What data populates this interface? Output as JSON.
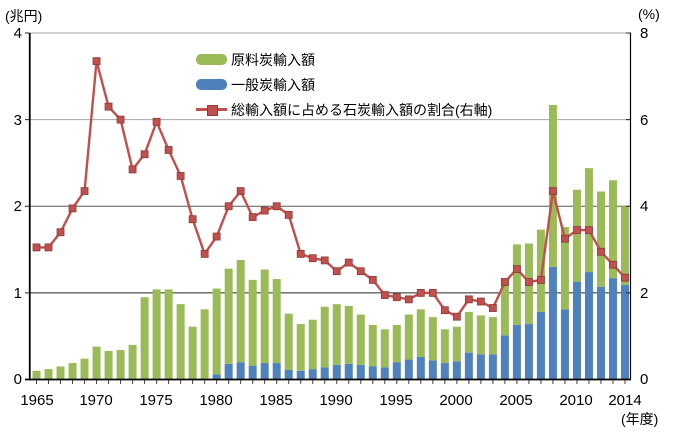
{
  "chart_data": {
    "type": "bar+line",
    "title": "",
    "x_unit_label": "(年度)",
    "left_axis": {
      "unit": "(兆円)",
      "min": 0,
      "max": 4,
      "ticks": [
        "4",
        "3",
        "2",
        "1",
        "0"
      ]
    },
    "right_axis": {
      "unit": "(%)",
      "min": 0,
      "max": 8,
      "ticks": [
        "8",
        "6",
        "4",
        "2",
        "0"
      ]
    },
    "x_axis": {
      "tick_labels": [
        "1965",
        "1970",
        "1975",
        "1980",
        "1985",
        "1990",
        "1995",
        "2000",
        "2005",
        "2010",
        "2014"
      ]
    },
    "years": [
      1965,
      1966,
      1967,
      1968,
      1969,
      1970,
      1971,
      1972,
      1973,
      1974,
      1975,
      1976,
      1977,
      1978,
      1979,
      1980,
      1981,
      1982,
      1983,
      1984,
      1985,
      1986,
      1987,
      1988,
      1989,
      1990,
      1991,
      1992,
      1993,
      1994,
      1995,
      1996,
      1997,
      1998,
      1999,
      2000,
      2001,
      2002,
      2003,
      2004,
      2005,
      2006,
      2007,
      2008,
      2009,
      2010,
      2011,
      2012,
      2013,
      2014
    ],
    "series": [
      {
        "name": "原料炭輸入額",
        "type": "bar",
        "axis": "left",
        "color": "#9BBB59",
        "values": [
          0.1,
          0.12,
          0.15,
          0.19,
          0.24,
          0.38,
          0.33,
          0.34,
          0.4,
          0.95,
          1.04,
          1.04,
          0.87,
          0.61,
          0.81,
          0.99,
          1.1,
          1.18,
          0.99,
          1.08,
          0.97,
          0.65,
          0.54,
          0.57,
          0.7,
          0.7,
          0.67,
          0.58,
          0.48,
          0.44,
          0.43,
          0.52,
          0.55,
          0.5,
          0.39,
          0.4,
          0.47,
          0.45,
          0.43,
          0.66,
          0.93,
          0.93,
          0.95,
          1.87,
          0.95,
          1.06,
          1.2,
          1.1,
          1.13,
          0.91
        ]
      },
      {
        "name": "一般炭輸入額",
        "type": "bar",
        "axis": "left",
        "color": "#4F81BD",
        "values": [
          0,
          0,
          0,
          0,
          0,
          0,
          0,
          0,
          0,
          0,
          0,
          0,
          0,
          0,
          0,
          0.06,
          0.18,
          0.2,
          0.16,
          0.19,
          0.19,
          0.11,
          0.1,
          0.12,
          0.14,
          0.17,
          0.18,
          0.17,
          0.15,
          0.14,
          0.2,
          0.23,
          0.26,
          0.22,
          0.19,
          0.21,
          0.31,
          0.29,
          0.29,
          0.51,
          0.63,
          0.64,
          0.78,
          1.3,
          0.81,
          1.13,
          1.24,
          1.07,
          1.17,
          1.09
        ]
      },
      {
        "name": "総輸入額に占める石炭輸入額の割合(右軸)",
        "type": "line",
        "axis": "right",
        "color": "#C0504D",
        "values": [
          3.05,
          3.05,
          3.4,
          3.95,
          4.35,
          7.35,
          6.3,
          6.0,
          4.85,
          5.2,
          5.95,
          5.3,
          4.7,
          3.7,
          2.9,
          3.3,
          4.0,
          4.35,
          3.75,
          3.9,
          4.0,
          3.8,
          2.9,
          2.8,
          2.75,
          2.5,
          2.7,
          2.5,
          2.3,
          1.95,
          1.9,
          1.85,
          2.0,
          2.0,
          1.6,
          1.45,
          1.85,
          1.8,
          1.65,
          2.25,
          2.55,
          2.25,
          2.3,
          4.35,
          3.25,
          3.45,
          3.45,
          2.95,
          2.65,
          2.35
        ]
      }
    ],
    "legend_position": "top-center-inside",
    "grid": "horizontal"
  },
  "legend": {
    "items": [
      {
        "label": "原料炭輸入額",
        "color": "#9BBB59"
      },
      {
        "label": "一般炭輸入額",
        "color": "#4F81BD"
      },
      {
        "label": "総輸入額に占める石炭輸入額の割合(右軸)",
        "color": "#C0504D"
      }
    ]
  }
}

——————————

Exercise description -
Will you restate every entry word for word and omit the images?

Answer to the task -
What data populates this interface? Output as JSON.
{
  "chart_data": {
    "type": "bar+line",
    "title": "",
    "x_unit_label": "(年度)",
    "left_axis": {
      "unit": "(兆円)",
      "min": 0,
      "max": 4,
      "ticks": [
        "4",
        "3",
        "2",
        "1",
        "0"
      ]
    },
    "right_axis": {
      "unit": "(%)",
      "min": 0,
      "max": 8,
      "ticks": [
        "8",
        "6",
        "4",
        "2",
        "0"
      ]
    },
    "x_axis": {
      "tick_labels": [
        "1965",
        "1970",
        "1975",
        "1980",
        "1985",
        "1990",
        "1995",
        "2000",
        "2005",
        "2010",
        "2014"
      ]
    },
    "years": [
      1965,
      1966,
      1967,
      1968,
      1969,
      1970,
      1971,
      1972,
      1973,
      1974,
      1975,
      1976,
      1977,
      1978,
      1979,
      1980,
      1981,
      1982,
      1983,
      1984,
      1985,
      1986,
      1987,
      1988,
      1989,
      1990,
      1991,
      1992,
      1993,
      1994,
      1995,
      1996,
      1997,
      1998,
      1999,
      2000,
      2001,
      2002,
      2003,
      2004,
      2005,
      2006,
      2007,
      2008,
      2009,
      2010,
      2011,
      2012,
      2013,
      2014
    ],
    "series": [
      {
        "name": "原料炭輸入額",
        "type": "bar",
        "axis": "left",
        "color": "#9BBB59",
        "values": [
          0.1,
          0.12,
          0.15,
          0.19,
          0.24,
          0.38,
          0.33,
          0.34,
          0.4,
          0.95,
          1.04,
          1.04,
          0.87,
          0.61,
          0.81,
          0.99,
          1.1,
          1.18,
          0.99,
          1.08,
          0.97,
          0.65,
          0.54,
          0.57,
          0.7,
          0.7,
          0.67,
          0.58,
          0.48,
          0.44,
          0.43,
          0.52,
          0.55,
          0.5,
          0.39,
          0.4,
          0.47,
          0.45,
          0.43,
          0.66,
          0.93,
          0.93,
          0.95,
          1.87,
          0.95,
          1.06,
          1.2,
          1.1,
          1.13,
          0.91
        ]
      },
      {
        "name": "一般炭輸入額",
        "type": "bar",
        "axis": "left",
        "color": "#4F81BD",
        "values": [
          0,
          0,
          0,
          0,
          0,
          0,
          0,
          0,
          0,
          0,
          0,
          0,
          0,
          0,
          0,
          0.06,
          0.18,
          0.2,
          0.16,
          0.19,
          0.19,
          0.11,
          0.1,
          0.12,
          0.14,
          0.17,
          0.18,
          0.17,
          0.15,
          0.14,
          0.2,
          0.23,
          0.26,
          0.22,
          0.19,
          0.21,
          0.31,
          0.29,
          0.29,
          0.51,
          0.63,
          0.64,
          0.78,
          1.3,
          0.81,
          1.13,
          1.24,
          1.07,
          1.17,
          1.09
        ]
      },
      {
        "name": "総輸入額に占める石炭輸入額の割合(右軸)",
        "type": "line",
        "axis": "right",
        "color": "#C0504D",
        "values": [
          3.05,
          3.05,
          3.4,
          3.95,
          4.35,
          7.35,
          6.3,
          6.0,
          4.85,
          5.2,
          5.95,
          5.3,
          4.7,
          3.7,
          2.9,
          3.3,
          4.0,
          4.35,
          3.75,
          3.9,
          4.0,
          3.8,
          2.9,
          2.8,
          2.75,
          2.5,
          2.7,
          2.5,
          2.3,
          1.95,
          1.9,
          1.85,
          2.0,
          2.0,
          1.6,
          1.45,
          1.85,
          1.8,
          1.65,
          2.25,
          2.55,
          2.25,
          2.3,
          4.35,
          3.25,
          3.45,
          3.45,
          2.95,
          2.65,
          2.35
        ]
      }
    ],
    "legend_position": "top-center-inside",
    "grid": "horizontal"
  },
  "legend": {
    "items": [
      {
        "label": "原料炭輸入額",
        "color": "#9BBB59"
      },
      {
        "label": "一般炭輸入額",
        "color": "#4F81BD"
      },
      {
        "label": "総輸入額に占める石炭輸入額の割合(右軸)",
        "color": "#C0504D"
      }
    ]
  }
}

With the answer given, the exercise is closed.